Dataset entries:
......

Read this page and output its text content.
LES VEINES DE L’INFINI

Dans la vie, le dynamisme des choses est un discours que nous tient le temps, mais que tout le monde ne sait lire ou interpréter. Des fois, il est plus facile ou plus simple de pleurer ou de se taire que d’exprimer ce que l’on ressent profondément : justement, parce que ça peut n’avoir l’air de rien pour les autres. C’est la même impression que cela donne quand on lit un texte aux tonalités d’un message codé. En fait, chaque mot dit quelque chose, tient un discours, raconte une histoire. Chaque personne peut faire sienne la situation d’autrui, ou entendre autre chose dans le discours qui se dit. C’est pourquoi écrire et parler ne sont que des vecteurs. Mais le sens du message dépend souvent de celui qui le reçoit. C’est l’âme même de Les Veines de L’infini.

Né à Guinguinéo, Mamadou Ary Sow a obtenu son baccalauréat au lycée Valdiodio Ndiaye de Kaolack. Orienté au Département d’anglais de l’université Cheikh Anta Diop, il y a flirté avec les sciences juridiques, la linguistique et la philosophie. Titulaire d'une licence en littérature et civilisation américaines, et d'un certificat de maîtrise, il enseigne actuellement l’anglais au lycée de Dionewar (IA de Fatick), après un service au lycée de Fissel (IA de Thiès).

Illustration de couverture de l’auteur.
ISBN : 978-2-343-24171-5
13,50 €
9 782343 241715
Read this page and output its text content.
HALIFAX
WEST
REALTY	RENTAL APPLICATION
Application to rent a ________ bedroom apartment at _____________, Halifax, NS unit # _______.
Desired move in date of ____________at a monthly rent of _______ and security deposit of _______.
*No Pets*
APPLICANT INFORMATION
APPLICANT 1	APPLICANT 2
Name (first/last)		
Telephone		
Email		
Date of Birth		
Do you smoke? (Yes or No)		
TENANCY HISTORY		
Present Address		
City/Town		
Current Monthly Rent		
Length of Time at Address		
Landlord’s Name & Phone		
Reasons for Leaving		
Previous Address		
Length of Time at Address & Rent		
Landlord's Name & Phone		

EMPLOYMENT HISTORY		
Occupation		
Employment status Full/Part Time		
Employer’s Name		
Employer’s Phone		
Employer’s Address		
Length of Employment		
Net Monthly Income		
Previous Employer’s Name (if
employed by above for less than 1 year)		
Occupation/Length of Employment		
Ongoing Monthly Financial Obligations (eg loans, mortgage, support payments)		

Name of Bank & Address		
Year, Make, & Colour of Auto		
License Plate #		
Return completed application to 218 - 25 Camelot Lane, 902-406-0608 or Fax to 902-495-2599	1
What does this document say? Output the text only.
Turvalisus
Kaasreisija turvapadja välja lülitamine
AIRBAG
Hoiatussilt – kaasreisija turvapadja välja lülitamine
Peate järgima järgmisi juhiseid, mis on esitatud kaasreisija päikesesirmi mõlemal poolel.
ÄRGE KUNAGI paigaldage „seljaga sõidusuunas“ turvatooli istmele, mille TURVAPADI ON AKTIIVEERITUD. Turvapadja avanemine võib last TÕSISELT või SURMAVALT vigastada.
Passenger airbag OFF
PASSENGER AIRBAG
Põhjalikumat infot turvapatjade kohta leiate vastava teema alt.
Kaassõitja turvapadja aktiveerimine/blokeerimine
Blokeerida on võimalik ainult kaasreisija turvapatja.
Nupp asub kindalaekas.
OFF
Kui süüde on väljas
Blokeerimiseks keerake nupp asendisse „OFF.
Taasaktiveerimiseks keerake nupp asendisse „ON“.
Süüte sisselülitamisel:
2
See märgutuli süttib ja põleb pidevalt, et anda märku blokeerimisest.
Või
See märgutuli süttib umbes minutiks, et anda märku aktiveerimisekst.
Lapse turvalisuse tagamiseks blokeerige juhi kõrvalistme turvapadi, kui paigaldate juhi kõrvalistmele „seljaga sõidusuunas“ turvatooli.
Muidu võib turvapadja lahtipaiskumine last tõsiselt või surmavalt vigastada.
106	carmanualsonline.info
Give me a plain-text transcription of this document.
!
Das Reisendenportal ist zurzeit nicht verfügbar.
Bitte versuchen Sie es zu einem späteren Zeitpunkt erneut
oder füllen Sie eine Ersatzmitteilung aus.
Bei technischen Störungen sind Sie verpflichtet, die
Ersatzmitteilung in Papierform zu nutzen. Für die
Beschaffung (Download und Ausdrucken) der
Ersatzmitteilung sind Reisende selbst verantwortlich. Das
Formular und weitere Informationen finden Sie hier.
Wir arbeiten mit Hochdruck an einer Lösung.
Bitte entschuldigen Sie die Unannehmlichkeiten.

......

WRITTEN INSTRUCTION: Find the count of lines in the data above where the string "Name" occurs. Provide that number alone.

OUTPUT OF THE TASK: 6